** begin Raw data **

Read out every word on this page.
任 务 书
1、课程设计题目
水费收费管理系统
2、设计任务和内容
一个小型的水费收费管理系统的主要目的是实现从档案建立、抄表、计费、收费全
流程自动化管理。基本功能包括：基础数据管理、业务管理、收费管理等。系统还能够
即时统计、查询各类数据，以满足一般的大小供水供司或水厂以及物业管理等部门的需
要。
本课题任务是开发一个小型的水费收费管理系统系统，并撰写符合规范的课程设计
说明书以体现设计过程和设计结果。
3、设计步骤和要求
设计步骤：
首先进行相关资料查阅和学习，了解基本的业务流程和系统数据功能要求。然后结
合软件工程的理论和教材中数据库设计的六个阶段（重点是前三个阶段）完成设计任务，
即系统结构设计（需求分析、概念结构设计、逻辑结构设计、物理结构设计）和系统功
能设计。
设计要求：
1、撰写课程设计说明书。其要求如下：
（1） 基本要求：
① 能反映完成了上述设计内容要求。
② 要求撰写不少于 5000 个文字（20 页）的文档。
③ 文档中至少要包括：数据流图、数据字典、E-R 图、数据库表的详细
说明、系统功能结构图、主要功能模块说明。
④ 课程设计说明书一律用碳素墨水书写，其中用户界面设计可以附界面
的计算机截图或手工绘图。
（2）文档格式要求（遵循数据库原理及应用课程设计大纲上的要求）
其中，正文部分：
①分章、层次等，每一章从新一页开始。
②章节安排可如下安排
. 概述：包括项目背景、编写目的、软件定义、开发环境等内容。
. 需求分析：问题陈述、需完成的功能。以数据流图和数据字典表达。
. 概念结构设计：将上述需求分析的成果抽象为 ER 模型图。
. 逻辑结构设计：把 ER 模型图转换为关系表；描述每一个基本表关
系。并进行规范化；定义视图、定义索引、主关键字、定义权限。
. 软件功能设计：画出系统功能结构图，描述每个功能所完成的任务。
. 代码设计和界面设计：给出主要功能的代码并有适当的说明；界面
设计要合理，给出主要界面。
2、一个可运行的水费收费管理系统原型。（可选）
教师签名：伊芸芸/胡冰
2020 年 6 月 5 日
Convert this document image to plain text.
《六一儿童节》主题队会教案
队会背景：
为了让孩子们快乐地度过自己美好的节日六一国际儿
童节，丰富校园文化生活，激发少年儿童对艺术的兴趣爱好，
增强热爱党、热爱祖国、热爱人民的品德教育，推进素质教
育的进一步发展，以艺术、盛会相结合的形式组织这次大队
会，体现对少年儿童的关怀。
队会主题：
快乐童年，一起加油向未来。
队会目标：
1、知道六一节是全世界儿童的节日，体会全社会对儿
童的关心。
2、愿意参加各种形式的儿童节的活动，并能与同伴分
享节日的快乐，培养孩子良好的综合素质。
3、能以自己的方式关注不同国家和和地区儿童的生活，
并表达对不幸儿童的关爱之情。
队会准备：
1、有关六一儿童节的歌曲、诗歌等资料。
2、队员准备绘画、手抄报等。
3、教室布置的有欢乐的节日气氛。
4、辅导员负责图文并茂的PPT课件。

** end Raw data **

## What you need to do
Using the listing above, reproduce each line without omission.

## Reply to the task
Read out every word on this page.
任 务 书
1、课程设计题目
水费收费管理系统
2、设计任务和内容
一个小型的水费收费管理系统的主要目的是实现从档案建立、抄表、计费、收费全
流程自动化管理。基本功能包括：基础数据管理、业务管理、收费管理等。系统还能够
即时统计、查询各类数据，以满足一般的大小供水供司或水厂以及物业管理等部门的需
要。
本课题任务是开发一个小型的水费收费管理系统系统，并撰写符合规范的课程设计
说明书以体现设计过程和设计结果。
3、设计步骤和要求
设计步骤：
首先进行相关资料查阅和学习，了解基本的业务流程和系统数据功能要求。然后结
合软件工程的理论和教材中数据库设计的六个阶段（重点是前三个阶段）完成设计任务，
即系统结构设计（需求分析、概念结构设计、逻辑结构设计、物理结构设计）和系统功
能设计。
设计要求：
1、撰写课程设计说明书。其要求如下：
（1） 基本要求：
① 能反映完成了上述设计内容要求。
② 要求撰写不少于 5000 个文字（20 页）的文档。
③ 文档中至少要包括：数据流图、数据字典、E-R 图、数据库表的详细
说明、系统功能结构图、主要功能模块说明。
④ 课程设计说明书一律用碳素墨水书写，其中用户界面设计可以附界面
的计算机截图或手工绘图。
（2）文档格式要求（遵循数据库原理及应用课程设计大纲上的要求）
其中，正文部分：
①分章、层次等，每一章从新一页开始。
②章节安排可如下安排
. 概述：包括项目背景、编写目的、软件定义、开发环境等内容。
. 需求分析：问题陈述、需完成的功能。以数据流图和数据字典表达。
. 概念结构设计：将上述需求分析的成果抽象为 ER 模型图。
. 逻辑结构设计：把 ER 模型图转换为关系表；描述每一个基本表关
系。并进行规范化；定义视图、定义索引、主关键字、定义权限。
. 软件功能设计：画出系统功能结构图，描述每个功能所完成的任务。
. 代码设计和界面设计：给出主要功能的代码并有适当的说明；界面
设计要合理，给出主要界面。
2、一个可运行的水费收费管理系统原型。（可选）
教师签名：伊芸芸/胡冰
2020 年 6 月 5 日
Convert this document image to plain text.
《六一儿童节》主题队会教案
队会背景：
为了让孩子们快乐地度过自己美好的节日六一国际儿
童节，丰富校园文化生活，激发少年儿童对艺术的兴趣爱好，
增强热爱党、热爱祖国、热爱人民的品德教育，推进素质教
育的进一步发展，以艺术、盛会相结合的形式组织这次大队
会，体现对少年儿童的关怀。
队会主题：
快乐童年，一起加油向未来。
队会目标：
1、知道六一节是全世界儿童的节日，体会全社会对儿
童的关心。
2、愿意参加各种形式的儿童节的活动，并能与同伴分
享节日的快乐，培养孩子良好的综合素质。
3、能以自己的方式关注不同国家和和地区儿童的生活，
并表达对不幸儿童的关爱之情。
队会准备：
1、有关六一儿童节的歌曲、诗歌等资料。
2、队员准备绘画、手抄报等。
3、教室布置的有欢乐的节日气氛。
4、辅导员负责图文并茂的PPT课件。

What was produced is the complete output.